Review the material line by line. Identify and copy every line that contains the string "category".

======== ITEMS

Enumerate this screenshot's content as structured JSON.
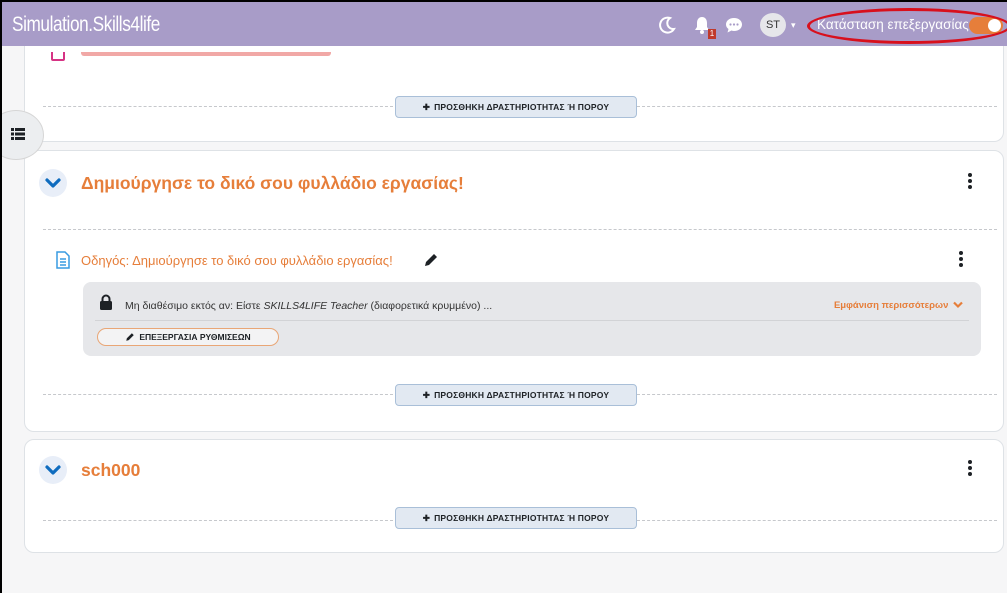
{
  "navbar": {
    "brand": "Simulation.Skills4life",
    "notification_count": "1",
    "avatar_initials": "ST",
    "edit_mode_label": "Κατάσταση επεξεργασίας"
  },
  "colors": {
    "navbar": "#a89cc8",
    "accent": "#e67e3a",
    "annotation": "#d8101d"
  },
  "sections": [
    {
      "add_label": "ΠΡΟΣΘΗΚΗ ΔΡΑΣΤΗΡΙΟΤΗΤΑΣ Ή ΠΟΡΟΥ"
    },
    {
      "title": "Δημιούργησε το δικό σου φυλλάδιο εργασίας!",
      "activity": {
        "name": "Οδηγός: Δημιούργησε το δικό σου φυλλάδιο εργασίας!",
        "restriction_prefix": "Μη διαθέσιμο εκτός αν: Είστε ",
        "restriction_role": "SKILLS4LIFE Teacher",
        "restriction_suffix": " (διαφορετικά κρυμμένο) ...",
        "show_more": "Εμφάνιση περισσότερων",
        "edit_settings": "ΕΠΕΞΕΡΓΑΣΙΑ ΡΥΘΜΙΣΕΩΝ"
      },
      "add_label": "ΠΡΟΣΘΗΚΗ ΔΡΑΣΤΗΡΙΟΤΗΤΑΣ Ή ΠΟΡΟΥ"
    },
    {
      "title": "sch000",
      "add_label": "ΠΡΟΣΘΗΚΗ ΔΡΑΣΤΗΡΙΟΤΗΤΑΣ Ή ΠΟΡΟΥ"
    }
  ],
  "icons": {
    "dark_mode": "moon-icon",
    "notifications": "bell-icon",
    "messages": "chat-icon",
    "drawer": "list-icon",
    "collapse": "chevron-down-icon",
    "menu": "kebab-icon",
    "page": "page-icon",
    "edit": "pencil-icon",
    "lock": "lock-icon",
    "add": "plus-icon"
  }
}
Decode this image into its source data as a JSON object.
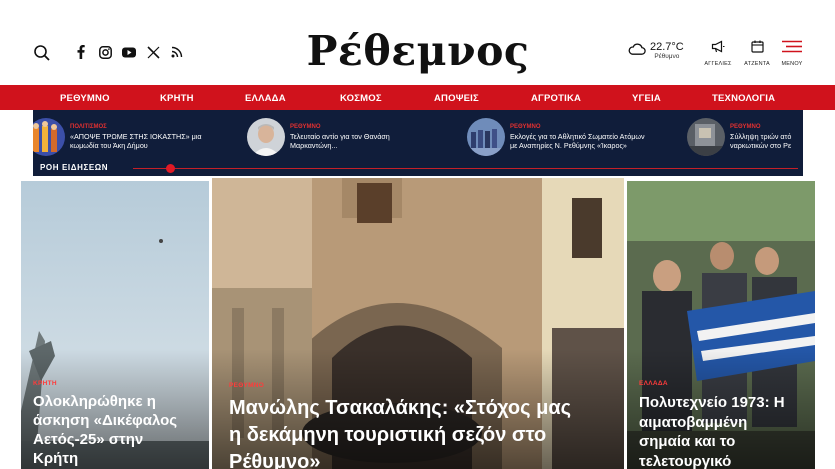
{
  "brand": {
    "logo_text": "Ρέθεμνος"
  },
  "header": {
    "weather": {
      "temp": "22.7°C",
      "location": "Ρέθυμνο"
    },
    "utilities": [
      {
        "label": "ΑΓΓΕΛΙΕΣ",
        "icon": "megaphone-icon"
      },
      {
        "label": "ΑΤΖΕΝΤΑ",
        "icon": "calendar-icon"
      },
      {
        "label": "ΜΕΝΟΥ",
        "icon": "hamburger-menu-icon"
      }
    ],
    "social_icons": [
      "facebook-icon",
      "instagram-icon",
      "youtube-icon",
      "x-icon",
      "rss-icon"
    ]
  },
  "nav": {
    "items": [
      "ΡΕΘΥΜΝΟ",
      "ΚΡΗΤΗ",
      "ΕΛΛΑΔΑ",
      "ΚΟΣΜΟΣ",
      "ΑΠΟΨΕΙΣ",
      "ΑΓΡΟΤΙΚΑ",
      "ΥΓΕΙΑ",
      "ΤΕΧΝΟΛΟΓΙΑ"
    ]
  },
  "ticker": {
    "label": "ΡΟΗ ΕΙΔΗΣΕΩΝ",
    "items": [
      {
        "category": "ΠΟΛΙΤΙΣΜΟΣ",
        "title_line1": "«ΑΠΟΨΕ ΤΡΩΜΕ ΣΤΗΣ ΙΟΚΑΣΤΗΣ» μια",
        "title_line2": "κωμωδία του Άκη Δήμου"
      },
      {
        "category": "ΡΕΘΥΜΝΟ",
        "title_line1": "Τελευταίο αντίο για τον Θανάση",
        "title_line2": "Μαρκαντώνη..."
      },
      {
        "category": "ΡΕΘΥΜΝΟ",
        "title_line1": "Εκλογές για το Αθλητικό Σωματείο Ατόμων",
        "title_line2": "με Αναπηρίες Ν. Ρεθύμνης «Ίκαρος»"
      },
      {
        "category": "ΡΕΘΥΜΝΟ",
        "title_line1": "Σύλληψη τριών ατό",
        "title_line2": "ναρκωτικών στο Ρε"
      }
    ]
  },
  "cards": [
    {
      "category": "ΚΡΗΤΗ",
      "title_lines": [
        "Ολοκληρώθηκε η",
        "άσκηση «Δικέφαλος",
        "Αετός-25» στην",
        "Κρήτη"
      ]
    },
    {
      "category": "ΡΕΘΥΜΝΟ",
      "title_lines": [
        "Μανώλης Τσακαλάκης: «Στόχος μας",
        "η δεκάμηνη τουριστική σεζόν στο",
        "Ρέθυμνο»"
      ]
    },
    {
      "category": "ΕΛΛΑΔΑ",
      "title_lines": [
        "Πολυτεχνείο 1973: Η",
        "αιματοβαμμένη",
        "σημαία και το",
        "τελετουργικό"
      ]
    }
  ],
  "colors": {
    "accent_red": "#d0121c",
    "ticker_bg": "#101d3a"
  }
}
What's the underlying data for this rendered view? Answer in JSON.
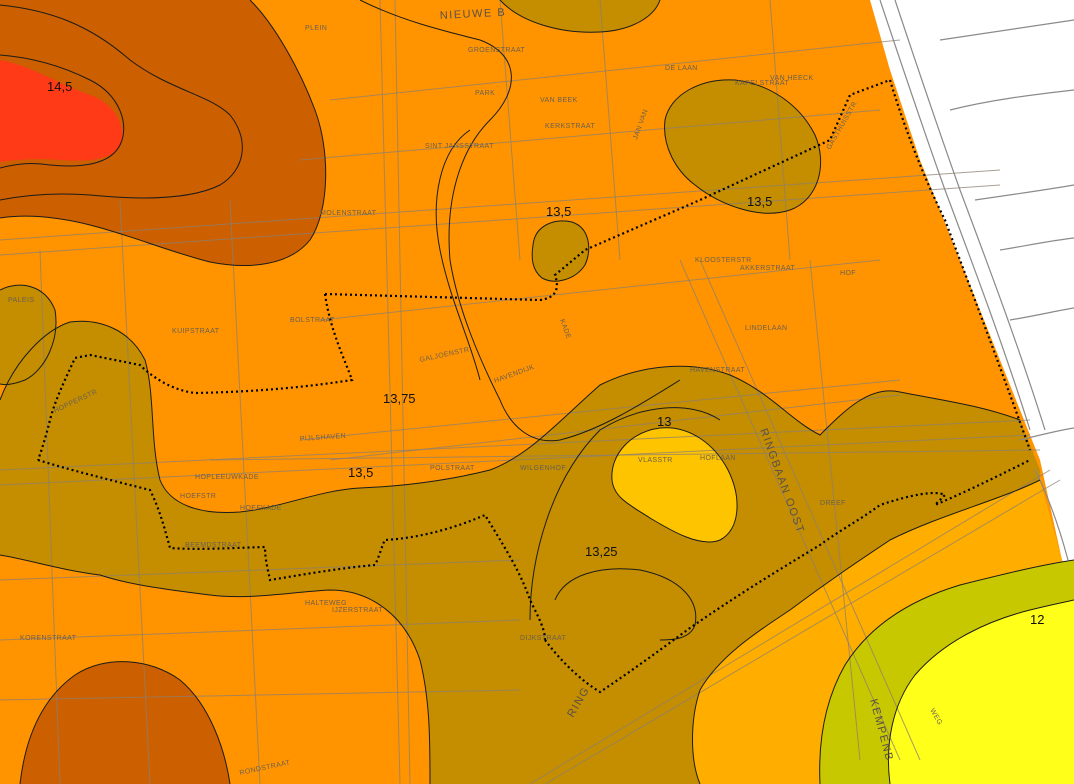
{
  "colors": {
    "zone_red": "#ff3a16",
    "zone_dark_orange": "#cc5f00",
    "zone_orange": "#ff9400",
    "zone_olive": "#c48e00",
    "zone_yellow_orange": "#ffc400",
    "zone_pale_orange": "#ffae00",
    "zone_yellow_green": "#c8c800",
    "zone_yellow": "#ffff1a",
    "outside": "#ffffff"
  },
  "contour_labels": {
    "l145": "14,5",
    "l135_top": "13,5",
    "l135_right": "13,5",
    "l1375": "13,75",
    "l135_mid": "13,5",
    "l13": "13",
    "l1325": "13,25",
    "l12": "12"
  },
  "streets": {
    "nieuwe": "NIEUWE B",
    "ringbaan_oost": "RINGBAAN OOST",
    "ringbaan_bottom": "RING",
    "kempenb": "KEMPENB",
    "pijlshaven": "PIJLSHAVEN",
    "bolstraat": "BOLSTRAAT",
    "kuipstraat": "KUIPSTRAAT",
    "galjoenstr": "GALJOENSTR",
    "havendijk": "HAVENDIJK",
    "hopperstr": "HOPPERSTR",
    "hopleeuwkade": "HOPLEEUWKADE",
    "rondstraat": "RONDSTRAAT",
    "halteweg": "HALTEWEG",
    "wilgenhof": "WILGENHOF",
    "molenstraat": "MOLENSTRAAT",
    "sintjansstraat": "SINT JANSSTRAAT",
    "paleis": "PALEIS",
    "hoflaan": "HOFLAAN",
    "vlasstr": "VLASSTR",
    "hoefstr": "HOEFSTR",
    "polstraat": "POLSTRAAT",
    "kerkstraat": "KERKSTRAAT",
    "akkerstraat": "AKKERSTRAAT",
    "lindelaan": "LINDELAAN",
    "beemdstraat": "BEEMDSTRAAT",
    "korenstraat": "KORENSTRAAT",
    "ijzerstraat": "IJZERSTRAAT",
    "groenstraat": "GROENSTRAAT",
    "havenstraat": "HAVENSTRAAT",
    "hoefkade": "HOEFKADE",
    "dijkstraat": "DIJKSTRAAT",
    "kapelstraat": "KAPELSTRAAT",
    "gasthuisstr": "GASTHUISSTR",
    "kloosterstr": "KLOOSTERSTR",
    "jan_van": "JAN VAN",
    "van_heeck": "VAN HEECK",
    "van_beek": "VAN BEEK",
    "de_laan": "DE LAAN",
    "weg": "WEG",
    "park": "PARK",
    "dreef": "DREEF",
    "hof": "HOF",
    "plein": "PLEIN",
    "kade": "KADE"
  }
}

================

ANSWER TO THIS PROBLEM:
        "category": "ΠΟΛΙΤΙΣΜΟΣ",
        "category": "ΡΕΘΥΜΝΟ",
        "category": "ΡΕΘΥΜΝΟ",
        "category": "ΡΕΘΥΜΝΟ",
      "category": "ΚΡΗΤΗ",
      "category": "ΡΕΘΥΜΝΟ",
      "category": "ΕΛΛΑΔΑ",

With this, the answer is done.